[INSTRUCTIONS TO FOLLOW] In every record below, replace each occurrence of "Point" with "Marker" and change nothing else. Omit the pictures from your output.

[RECORDS FOR THIS EXERCISE]
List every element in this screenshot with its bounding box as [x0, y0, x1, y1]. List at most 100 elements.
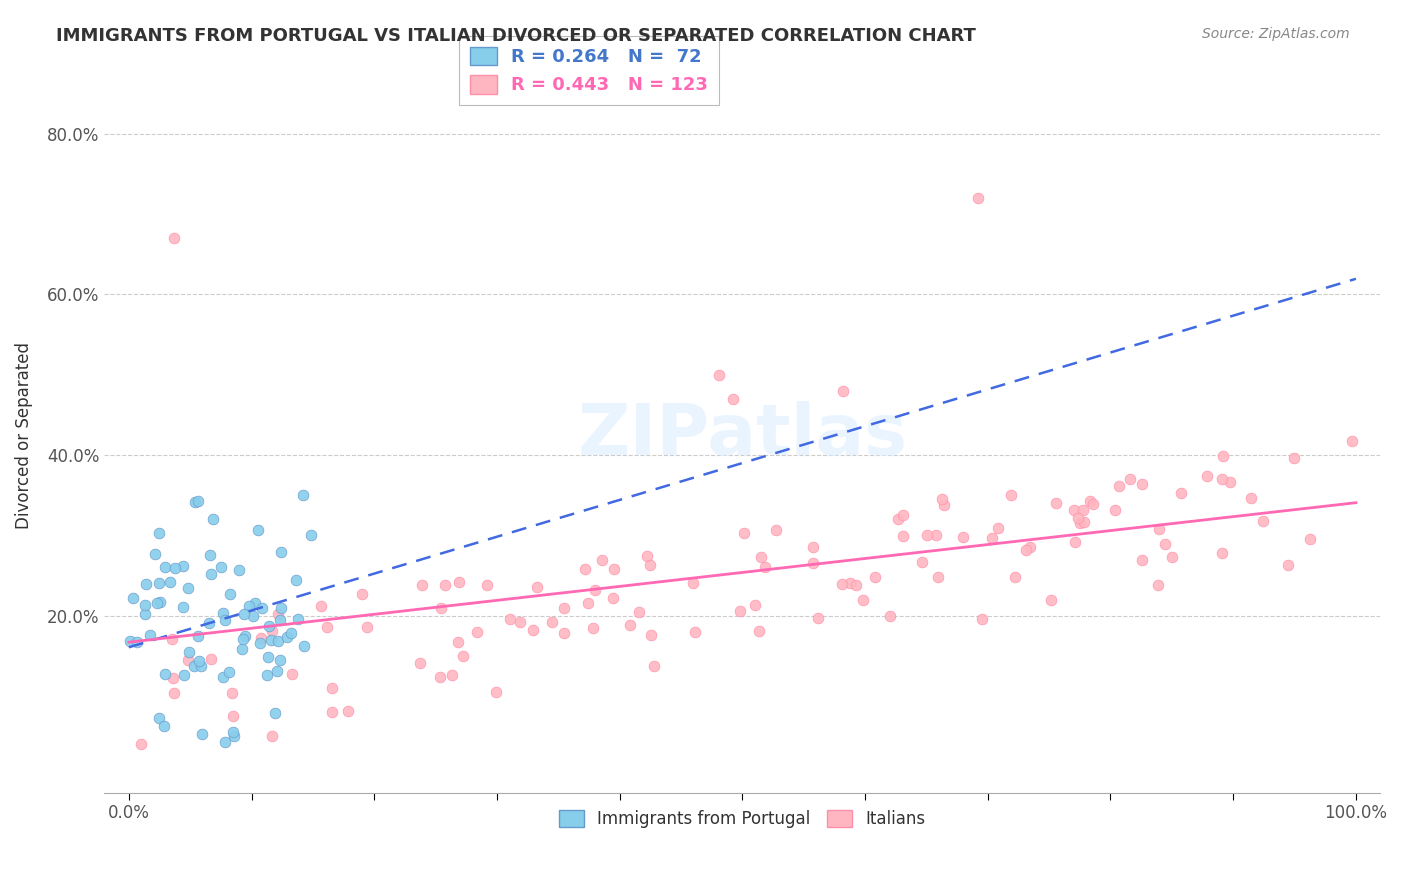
Point [250, 601, 273, 615]
Point [183, 494, 205, 508]
Point [1340, 434, 1362, 449]
Point [744, 599, 766, 613]
Point [280, 626, 302, 640]
Point [200, 567, 222, 582]
Point [1170, 486, 1192, 500]
Point [591, 553, 613, 567]
Point [451, 649, 474, 664]
Point [1015, 543, 1038, 558]
Point [966, 191, 988, 205]
Text: IMMIGRANTS FROM PORTUGAL VS ITALIAN DIVORCED OR SEPARATED CORRELATION CHART: IMMIGRANTS FROM PORTUGAL VS ITALIAN DIVO… [56, 27, 976, 45]
Point [267, 607, 290, 621]
Point [231, 632, 253, 647]
Point [434, 578, 457, 592]
Point [198, 548, 221, 562]
Point [409, 656, 432, 670]
Point [280, 666, 302, 681]
Point [574, 562, 596, 576]
Point [291, 488, 314, 502]
Point [256, 650, 278, 665]
Point [1064, 535, 1087, 549]
Point [264, 706, 287, 721]
Point [1078, 494, 1101, 508]
Point [1211, 546, 1233, 560]
Point [1147, 522, 1170, 536]
Point [707, 368, 730, 382]
Point [465, 625, 488, 640]
Point [1154, 537, 1177, 551]
Point [893, 529, 915, 543]
Point [911, 555, 934, 569]
Point [183, 659, 205, 673]
Point [1147, 578, 1170, 592]
Point [177, 652, 200, 666]
Point [1161, 549, 1184, 564]
Point [640, 628, 662, 642]
Point [1066, 510, 1088, 524]
Point [509, 615, 531, 630]
Text: ZIPatlas: ZIPatlas [578, 401, 907, 469]
Point [721, 392, 744, 406]
Point [309, 599, 332, 613]
Point [155, 560, 177, 574]
Point [270, 544, 292, 558]
Point [260, 632, 283, 647]
Point [222, 729, 245, 743]
Point [321, 705, 343, 719]
Point [143, 547, 166, 561]
Point [165, 560, 187, 574]
Point [863, 570, 886, 584]
Point [243, 596, 266, 610]
Point [576, 596, 599, 610]
Point [197, 616, 219, 631]
Point [190, 726, 212, 740]
Point [135, 577, 157, 591]
Point [270, 600, 292, 615]
Point [1130, 552, 1153, 566]
Point [212, 607, 235, 621]
Point [221, 686, 243, 700]
Point [619, 617, 641, 632]
Point [925, 528, 948, 542]
Point [637, 549, 659, 563]
Point [1104, 503, 1126, 517]
Point [931, 492, 953, 507]
Point [765, 523, 787, 537]
Point [733, 526, 755, 541]
Point [952, 530, 974, 544]
Point [1071, 503, 1094, 517]
Point [839, 576, 862, 591]
Point [801, 540, 824, 554]
Point [1284, 451, 1306, 466]
Point [934, 498, 956, 512]
Point [356, 620, 378, 634]
Point [429, 670, 451, 684]
Point [1277, 558, 1299, 573]
Point [832, 384, 855, 398]
Point [163, 686, 186, 700]
Point [121, 591, 143, 606]
Point [118, 634, 141, 648]
Point [287, 612, 309, 626]
Point [262, 624, 284, 638]
Point [987, 521, 1010, 535]
Point [200, 652, 222, 666]
Point [602, 591, 624, 605]
Point [285, 573, 308, 587]
Point [162, 632, 184, 646]
Point [172, 600, 194, 615]
Point [266, 665, 288, 679]
Point [188, 654, 211, 668]
Point [246, 523, 269, 537]
Point [683, 625, 706, 640]
Point [148, 525, 170, 540]
Point [214, 614, 236, 628]
Point [233, 607, 256, 622]
Point [430, 600, 453, 615]
Point [682, 576, 704, 591]
Point [299, 528, 322, 542]
Point [602, 562, 624, 576]
Point [553, 600, 575, 615]
Point [148, 576, 170, 591]
Legend: Immigrants from Portugal, Italians: Immigrants from Portugal, Italians [553, 803, 932, 834]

[RESPONSE TO THE EXERCISE]
List every element in this screenshot with its bounding box as [x0, y0, x1, y1]. List at most 100 elements.
Marker [250, 601, 273, 615]
Marker [183, 494, 205, 508]
Marker [1340, 434, 1362, 449]
Marker [744, 599, 766, 613]
Marker [280, 626, 302, 640]
Marker [200, 567, 222, 582]
Marker [1170, 486, 1192, 500]
Marker [591, 553, 613, 567]
Marker [451, 649, 474, 664]
Marker [1015, 543, 1038, 558]
Marker [966, 191, 988, 205]
Text: IMMIGRANTS FROM PORTUGAL VS ITALIAN DIVORCED OR SEPARATED CORRELATION CHART: IMMIGRANTS FROM PORTUGAL VS ITALIAN DIVO… [56, 27, 976, 45]
Marker [267, 607, 290, 621]
Marker [231, 632, 253, 647]
Marker [434, 578, 457, 592]
Marker [198, 548, 221, 562]
Marker [409, 656, 432, 670]
Marker [280, 666, 302, 681]
Marker [574, 562, 596, 576]
Marker [291, 488, 314, 502]
Marker [256, 650, 278, 665]
Marker [1064, 535, 1087, 549]
Marker [264, 706, 287, 721]
Marker [1078, 494, 1101, 508]
Marker [1211, 546, 1233, 560]
Marker [1147, 522, 1170, 536]
Marker [707, 368, 730, 382]
Marker [465, 625, 488, 640]
Marker [1154, 537, 1177, 551]
Marker [893, 529, 915, 543]
Marker [911, 555, 934, 569]
Marker [183, 659, 205, 673]
Marker [1147, 578, 1170, 592]
Marker [177, 652, 200, 666]
Marker [1161, 549, 1184, 564]
Marker [640, 628, 662, 642]
Marker [1066, 510, 1088, 524]
Marker [509, 615, 531, 630]
Text: ZIPatlas: ZIPatlas [578, 401, 907, 469]
Marker [721, 392, 744, 406]
Marker [309, 599, 332, 613]
Marker [155, 560, 177, 574]
Marker [270, 544, 292, 558]
Marker [260, 632, 283, 647]
Marker [222, 729, 245, 743]
Marker [321, 705, 343, 719]
Marker [143, 547, 166, 561]
Marker [165, 560, 187, 574]
Marker [863, 570, 886, 584]
Marker [243, 596, 266, 610]
Marker [576, 596, 599, 610]
Marker [197, 616, 219, 631]
Marker [190, 726, 212, 740]
Marker [135, 577, 157, 591]
Marker [270, 600, 292, 615]
Marker [1130, 552, 1153, 566]
Marker [212, 607, 235, 621]
Marker [221, 686, 243, 700]
Marker [619, 617, 641, 632]
Marker [925, 528, 948, 542]
Marker [637, 549, 659, 563]
Marker [1104, 503, 1126, 517]
Marker [931, 492, 953, 507]
Marker [765, 523, 787, 537]
Marker [733, 526, 755, 541]
Marker [952, 530, 974, 544]
Marker [1071, 503, 1094, 517]
Marker [839, 576, 862, 591]
Marker [801, 540, 824, 554]
Marker [1284, 451, 1306, 466]
Marker [934, 498, 956, 512]
Marker [356, 620, 378, 634]
Marker [429, 670, 451, 684]
Marker [1277, 558, 1299, 573]
Marker [832, 384, 855, 398]
Marker [163, 686, 186, 700]
Marker [121, 591, 143, 606]
Marker [118, 634, 141, 648]
Marker [287, 612, 309, 626]
Marker [262, 624, 284, 638]
Marker [987, 521, 1010, 535]
Marker [200, 652, 222, 666]
Marker [602, 591, 624, 605]
Marker [285, 573, 308, 587]
Marker [162, 632, 184, 646]
Marker [172, 600, 194, 615]
Marker [266, 665, 288, 679]
Marker [188, 654, 211, 668]
Marker [246, 523, 269, 537]
Marker [683, 625, 706, 640]
Marker [148, 525, 170, 540]
Marker [214, 614, 236, 628]
Marker [233, 607, 256, 622]
Marker [430, 600, 453, 615]
Marker [682, 576, 704, 591]
Marker [299, 528, 322, 542]
Marker [602, 562, 624, 576]
Marker [553, 600, 575, 615]
Marker [148, 576, 170, 591]
Legend: Immigrants from Portugal, Italians: Immigrants from Portugal, Italians [553, 803, 932, 834]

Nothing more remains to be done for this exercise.